**What you should do**
From the entries that follow, extract each line holding the string "screenshot".

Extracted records
----------
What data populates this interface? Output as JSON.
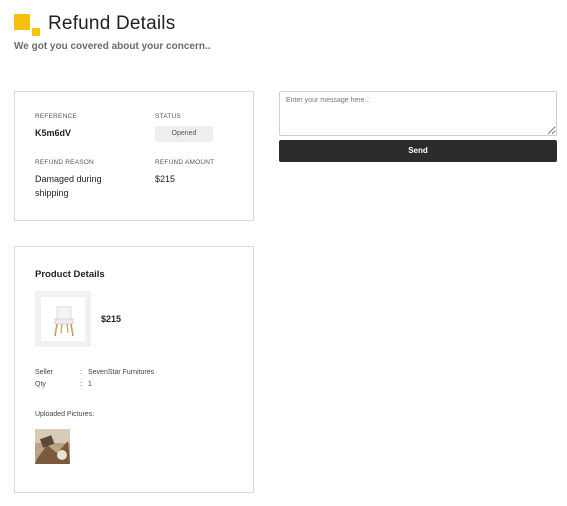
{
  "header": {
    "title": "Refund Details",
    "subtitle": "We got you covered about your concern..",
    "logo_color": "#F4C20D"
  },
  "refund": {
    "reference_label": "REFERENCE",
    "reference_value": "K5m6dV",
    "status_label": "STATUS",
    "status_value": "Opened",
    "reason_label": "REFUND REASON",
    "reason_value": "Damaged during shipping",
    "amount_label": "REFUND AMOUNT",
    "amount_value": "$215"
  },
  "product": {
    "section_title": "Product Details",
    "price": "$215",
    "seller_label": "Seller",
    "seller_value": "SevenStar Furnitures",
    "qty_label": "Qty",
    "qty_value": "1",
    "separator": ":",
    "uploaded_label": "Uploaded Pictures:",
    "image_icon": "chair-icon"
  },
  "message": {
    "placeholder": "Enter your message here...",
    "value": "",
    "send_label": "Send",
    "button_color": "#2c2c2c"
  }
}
----------
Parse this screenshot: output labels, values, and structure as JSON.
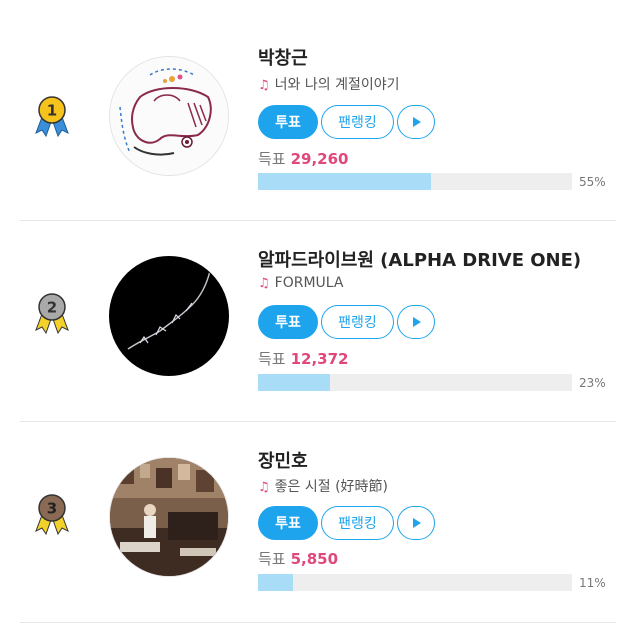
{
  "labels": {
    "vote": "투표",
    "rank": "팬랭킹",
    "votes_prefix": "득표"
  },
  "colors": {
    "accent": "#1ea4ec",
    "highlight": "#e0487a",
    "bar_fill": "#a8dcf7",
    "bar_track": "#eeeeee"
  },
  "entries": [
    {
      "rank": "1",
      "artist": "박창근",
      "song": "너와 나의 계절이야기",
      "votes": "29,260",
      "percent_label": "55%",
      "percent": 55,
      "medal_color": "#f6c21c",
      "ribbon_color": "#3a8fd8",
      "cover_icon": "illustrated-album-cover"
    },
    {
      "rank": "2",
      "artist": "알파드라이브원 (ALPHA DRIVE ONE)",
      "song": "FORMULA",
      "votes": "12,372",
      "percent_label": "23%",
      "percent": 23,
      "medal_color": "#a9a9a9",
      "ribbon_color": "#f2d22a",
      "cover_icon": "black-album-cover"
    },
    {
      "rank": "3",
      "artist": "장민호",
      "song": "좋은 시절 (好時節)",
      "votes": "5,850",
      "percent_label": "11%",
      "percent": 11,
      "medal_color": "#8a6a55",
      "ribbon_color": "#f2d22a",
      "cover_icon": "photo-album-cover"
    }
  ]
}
----------
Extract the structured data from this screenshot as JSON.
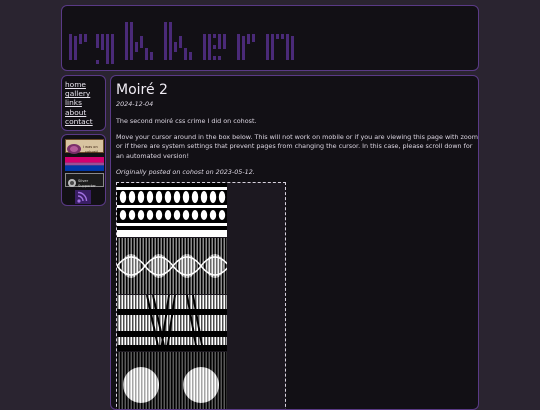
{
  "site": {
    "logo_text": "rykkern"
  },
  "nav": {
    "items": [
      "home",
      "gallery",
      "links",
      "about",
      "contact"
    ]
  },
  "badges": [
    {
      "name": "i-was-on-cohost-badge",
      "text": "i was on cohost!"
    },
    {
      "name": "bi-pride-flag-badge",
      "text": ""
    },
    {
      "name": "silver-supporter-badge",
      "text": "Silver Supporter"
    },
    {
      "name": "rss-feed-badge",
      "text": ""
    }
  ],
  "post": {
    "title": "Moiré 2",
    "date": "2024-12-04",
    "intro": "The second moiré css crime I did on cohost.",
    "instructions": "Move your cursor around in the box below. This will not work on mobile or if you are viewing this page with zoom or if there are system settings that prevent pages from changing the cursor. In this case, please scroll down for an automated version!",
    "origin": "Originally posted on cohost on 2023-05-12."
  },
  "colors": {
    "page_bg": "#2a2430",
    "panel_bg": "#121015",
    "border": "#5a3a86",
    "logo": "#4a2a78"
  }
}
----------
**Result**
Parse this screenshot: output labels, values, and structure as JSON.
Extract the structured data from this screenshot as JSON.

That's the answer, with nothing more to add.